YOUR ASSIGNMENT:
Look through the entries below for the string "VESICULAS", and copy each line where it is found.

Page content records

☆ ☆ ☆ ☆

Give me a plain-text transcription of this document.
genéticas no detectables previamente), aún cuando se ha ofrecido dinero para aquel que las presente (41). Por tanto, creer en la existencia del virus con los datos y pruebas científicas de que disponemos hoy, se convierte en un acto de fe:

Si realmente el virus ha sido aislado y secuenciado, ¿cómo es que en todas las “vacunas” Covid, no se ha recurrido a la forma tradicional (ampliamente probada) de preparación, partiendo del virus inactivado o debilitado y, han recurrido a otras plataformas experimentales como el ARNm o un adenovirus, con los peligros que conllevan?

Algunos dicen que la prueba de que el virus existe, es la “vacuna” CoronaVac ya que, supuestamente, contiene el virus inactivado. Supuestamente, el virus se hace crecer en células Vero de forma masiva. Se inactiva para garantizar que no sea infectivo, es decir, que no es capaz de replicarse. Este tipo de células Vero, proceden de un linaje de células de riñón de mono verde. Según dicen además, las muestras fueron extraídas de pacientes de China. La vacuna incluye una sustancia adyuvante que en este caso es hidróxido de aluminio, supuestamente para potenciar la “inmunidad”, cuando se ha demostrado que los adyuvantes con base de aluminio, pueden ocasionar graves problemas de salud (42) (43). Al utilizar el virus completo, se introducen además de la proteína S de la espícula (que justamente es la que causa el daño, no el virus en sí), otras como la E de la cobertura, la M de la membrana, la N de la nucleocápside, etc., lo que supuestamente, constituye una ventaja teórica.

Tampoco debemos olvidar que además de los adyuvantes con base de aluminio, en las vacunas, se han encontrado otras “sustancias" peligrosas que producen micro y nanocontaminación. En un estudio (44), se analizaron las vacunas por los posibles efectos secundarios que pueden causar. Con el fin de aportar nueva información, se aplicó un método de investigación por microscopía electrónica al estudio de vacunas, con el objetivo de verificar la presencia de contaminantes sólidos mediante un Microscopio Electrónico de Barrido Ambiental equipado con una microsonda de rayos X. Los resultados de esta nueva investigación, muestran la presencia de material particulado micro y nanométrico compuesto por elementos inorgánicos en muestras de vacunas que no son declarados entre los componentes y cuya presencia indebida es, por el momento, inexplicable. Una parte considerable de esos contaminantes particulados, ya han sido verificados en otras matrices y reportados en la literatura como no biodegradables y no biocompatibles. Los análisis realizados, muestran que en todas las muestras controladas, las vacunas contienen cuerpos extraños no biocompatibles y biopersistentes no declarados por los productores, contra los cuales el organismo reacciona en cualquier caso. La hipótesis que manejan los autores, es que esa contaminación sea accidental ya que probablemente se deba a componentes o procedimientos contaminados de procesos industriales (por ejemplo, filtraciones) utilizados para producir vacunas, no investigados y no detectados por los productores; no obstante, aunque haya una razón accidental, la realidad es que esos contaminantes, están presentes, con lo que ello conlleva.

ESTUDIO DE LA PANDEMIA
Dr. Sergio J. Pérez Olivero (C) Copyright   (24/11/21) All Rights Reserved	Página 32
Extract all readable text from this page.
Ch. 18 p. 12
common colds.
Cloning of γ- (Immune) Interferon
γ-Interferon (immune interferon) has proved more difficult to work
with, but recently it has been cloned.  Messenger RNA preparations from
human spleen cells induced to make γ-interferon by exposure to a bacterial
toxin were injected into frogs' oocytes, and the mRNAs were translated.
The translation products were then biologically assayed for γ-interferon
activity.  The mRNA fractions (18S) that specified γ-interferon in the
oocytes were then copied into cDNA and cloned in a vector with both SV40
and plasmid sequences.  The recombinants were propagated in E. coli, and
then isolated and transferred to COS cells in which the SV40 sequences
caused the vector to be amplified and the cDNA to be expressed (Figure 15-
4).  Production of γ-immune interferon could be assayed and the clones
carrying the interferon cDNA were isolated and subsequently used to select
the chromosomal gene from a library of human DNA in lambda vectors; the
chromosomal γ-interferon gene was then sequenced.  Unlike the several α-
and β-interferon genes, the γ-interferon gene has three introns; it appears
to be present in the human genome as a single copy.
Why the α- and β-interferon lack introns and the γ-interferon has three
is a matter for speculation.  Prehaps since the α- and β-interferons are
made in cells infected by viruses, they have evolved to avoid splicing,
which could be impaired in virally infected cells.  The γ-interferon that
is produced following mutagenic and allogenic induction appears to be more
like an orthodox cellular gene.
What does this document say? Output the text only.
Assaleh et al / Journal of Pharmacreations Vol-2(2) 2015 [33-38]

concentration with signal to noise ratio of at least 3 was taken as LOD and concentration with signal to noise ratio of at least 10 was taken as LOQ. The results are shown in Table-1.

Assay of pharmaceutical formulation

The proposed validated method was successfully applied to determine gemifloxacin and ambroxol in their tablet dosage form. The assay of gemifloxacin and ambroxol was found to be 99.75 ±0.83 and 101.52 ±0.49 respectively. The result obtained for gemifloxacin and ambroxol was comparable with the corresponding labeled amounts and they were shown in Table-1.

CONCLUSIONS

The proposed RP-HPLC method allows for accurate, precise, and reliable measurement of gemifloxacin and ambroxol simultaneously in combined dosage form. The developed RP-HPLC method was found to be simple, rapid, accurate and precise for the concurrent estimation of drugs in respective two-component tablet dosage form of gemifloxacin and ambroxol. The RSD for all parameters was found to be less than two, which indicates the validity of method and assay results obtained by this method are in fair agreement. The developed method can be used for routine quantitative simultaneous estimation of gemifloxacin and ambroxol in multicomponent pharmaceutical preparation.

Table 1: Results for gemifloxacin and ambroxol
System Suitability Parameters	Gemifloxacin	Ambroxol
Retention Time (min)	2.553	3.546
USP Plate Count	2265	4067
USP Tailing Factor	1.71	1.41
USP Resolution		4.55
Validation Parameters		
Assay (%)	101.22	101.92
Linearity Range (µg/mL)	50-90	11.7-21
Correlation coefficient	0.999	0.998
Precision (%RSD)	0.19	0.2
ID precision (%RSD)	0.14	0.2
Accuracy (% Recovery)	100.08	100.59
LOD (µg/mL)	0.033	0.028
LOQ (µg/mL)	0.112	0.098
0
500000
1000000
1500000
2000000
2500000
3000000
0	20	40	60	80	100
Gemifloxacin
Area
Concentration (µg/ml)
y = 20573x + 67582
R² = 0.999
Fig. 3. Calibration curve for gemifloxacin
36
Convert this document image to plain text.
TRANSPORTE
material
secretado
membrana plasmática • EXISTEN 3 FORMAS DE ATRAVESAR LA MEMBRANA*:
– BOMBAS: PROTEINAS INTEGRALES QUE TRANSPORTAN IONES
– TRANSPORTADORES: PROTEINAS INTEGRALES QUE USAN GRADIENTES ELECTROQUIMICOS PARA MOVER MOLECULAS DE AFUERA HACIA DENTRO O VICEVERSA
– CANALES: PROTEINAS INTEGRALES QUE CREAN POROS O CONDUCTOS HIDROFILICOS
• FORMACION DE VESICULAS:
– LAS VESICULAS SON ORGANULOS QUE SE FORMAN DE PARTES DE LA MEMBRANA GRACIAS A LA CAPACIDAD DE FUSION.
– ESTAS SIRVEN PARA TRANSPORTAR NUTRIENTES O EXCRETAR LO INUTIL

☆ ☆ ☆ ☆

RESPONSE BOX:
• FORMACION DE VESICULAS:
– LAS VESICULAS SON ORGANULOS QUE SE FORMAN DE PARTES DE LA MEMBRANA GRACIAS A LA CAPACIDAD DE FUSION.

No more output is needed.